Gather every line of the entries that includes the word "name".

§ **DATA**
— start —

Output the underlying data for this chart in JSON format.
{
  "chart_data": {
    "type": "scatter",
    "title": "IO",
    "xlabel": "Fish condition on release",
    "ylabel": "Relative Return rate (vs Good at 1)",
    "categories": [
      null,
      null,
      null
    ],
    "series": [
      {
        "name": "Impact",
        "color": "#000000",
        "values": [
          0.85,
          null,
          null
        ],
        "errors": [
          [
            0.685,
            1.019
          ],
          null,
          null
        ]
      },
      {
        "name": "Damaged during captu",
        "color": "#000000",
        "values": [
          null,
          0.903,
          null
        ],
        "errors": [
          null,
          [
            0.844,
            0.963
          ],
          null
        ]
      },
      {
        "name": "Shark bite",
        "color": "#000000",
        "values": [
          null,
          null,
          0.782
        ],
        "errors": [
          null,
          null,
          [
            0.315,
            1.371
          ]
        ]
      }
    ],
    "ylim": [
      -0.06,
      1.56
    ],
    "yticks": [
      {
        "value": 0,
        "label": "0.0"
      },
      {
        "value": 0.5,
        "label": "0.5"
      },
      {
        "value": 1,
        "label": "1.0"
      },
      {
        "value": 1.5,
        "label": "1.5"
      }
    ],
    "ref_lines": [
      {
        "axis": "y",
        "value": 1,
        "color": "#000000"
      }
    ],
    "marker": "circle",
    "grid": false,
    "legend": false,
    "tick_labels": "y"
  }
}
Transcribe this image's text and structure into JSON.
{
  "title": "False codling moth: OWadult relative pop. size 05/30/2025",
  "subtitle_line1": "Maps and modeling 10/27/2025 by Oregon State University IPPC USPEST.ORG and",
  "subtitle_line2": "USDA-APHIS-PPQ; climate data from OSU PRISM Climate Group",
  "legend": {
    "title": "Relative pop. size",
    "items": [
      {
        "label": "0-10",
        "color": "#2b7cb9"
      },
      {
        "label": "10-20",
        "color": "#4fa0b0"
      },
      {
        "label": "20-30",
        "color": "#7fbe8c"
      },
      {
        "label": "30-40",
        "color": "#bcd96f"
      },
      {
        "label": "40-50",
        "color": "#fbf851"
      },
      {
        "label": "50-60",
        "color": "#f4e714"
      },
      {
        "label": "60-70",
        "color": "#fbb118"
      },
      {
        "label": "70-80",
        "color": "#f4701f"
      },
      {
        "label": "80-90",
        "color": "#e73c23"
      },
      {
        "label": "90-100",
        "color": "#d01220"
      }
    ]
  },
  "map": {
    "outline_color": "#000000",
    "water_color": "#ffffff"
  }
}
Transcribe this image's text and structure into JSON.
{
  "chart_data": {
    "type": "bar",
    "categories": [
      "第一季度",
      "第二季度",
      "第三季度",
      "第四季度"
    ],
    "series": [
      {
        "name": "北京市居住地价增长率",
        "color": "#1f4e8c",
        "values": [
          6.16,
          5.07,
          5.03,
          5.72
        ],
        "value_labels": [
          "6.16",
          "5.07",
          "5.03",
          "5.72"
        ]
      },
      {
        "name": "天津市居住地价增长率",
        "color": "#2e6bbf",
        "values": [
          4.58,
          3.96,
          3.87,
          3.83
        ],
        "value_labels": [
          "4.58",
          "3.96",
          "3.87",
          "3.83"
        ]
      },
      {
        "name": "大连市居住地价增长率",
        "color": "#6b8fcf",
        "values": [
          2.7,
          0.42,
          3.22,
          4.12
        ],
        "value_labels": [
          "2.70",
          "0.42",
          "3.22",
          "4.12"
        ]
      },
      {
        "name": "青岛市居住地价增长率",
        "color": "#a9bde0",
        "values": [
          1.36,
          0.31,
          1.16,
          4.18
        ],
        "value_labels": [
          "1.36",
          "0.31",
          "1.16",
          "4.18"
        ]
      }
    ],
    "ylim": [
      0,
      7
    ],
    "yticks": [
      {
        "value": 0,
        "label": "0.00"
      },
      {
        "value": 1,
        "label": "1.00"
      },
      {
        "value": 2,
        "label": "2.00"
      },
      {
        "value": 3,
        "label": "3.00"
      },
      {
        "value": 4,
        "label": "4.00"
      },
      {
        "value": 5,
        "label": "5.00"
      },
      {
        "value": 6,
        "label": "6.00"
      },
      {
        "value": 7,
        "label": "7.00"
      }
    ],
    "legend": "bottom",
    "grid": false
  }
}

— end —

§ **OUTPUT FOR THIS EXERCISE**
        "name": "Impact",
        "name": "Damaged during captu",
        "name": "Shark bite",
        "name": "北京市居住地价增长率",
        "name": "天津市居住地价增长率",
        "name": "大连市居住地价增长率",
        "name": "青岛市居住地价增长率",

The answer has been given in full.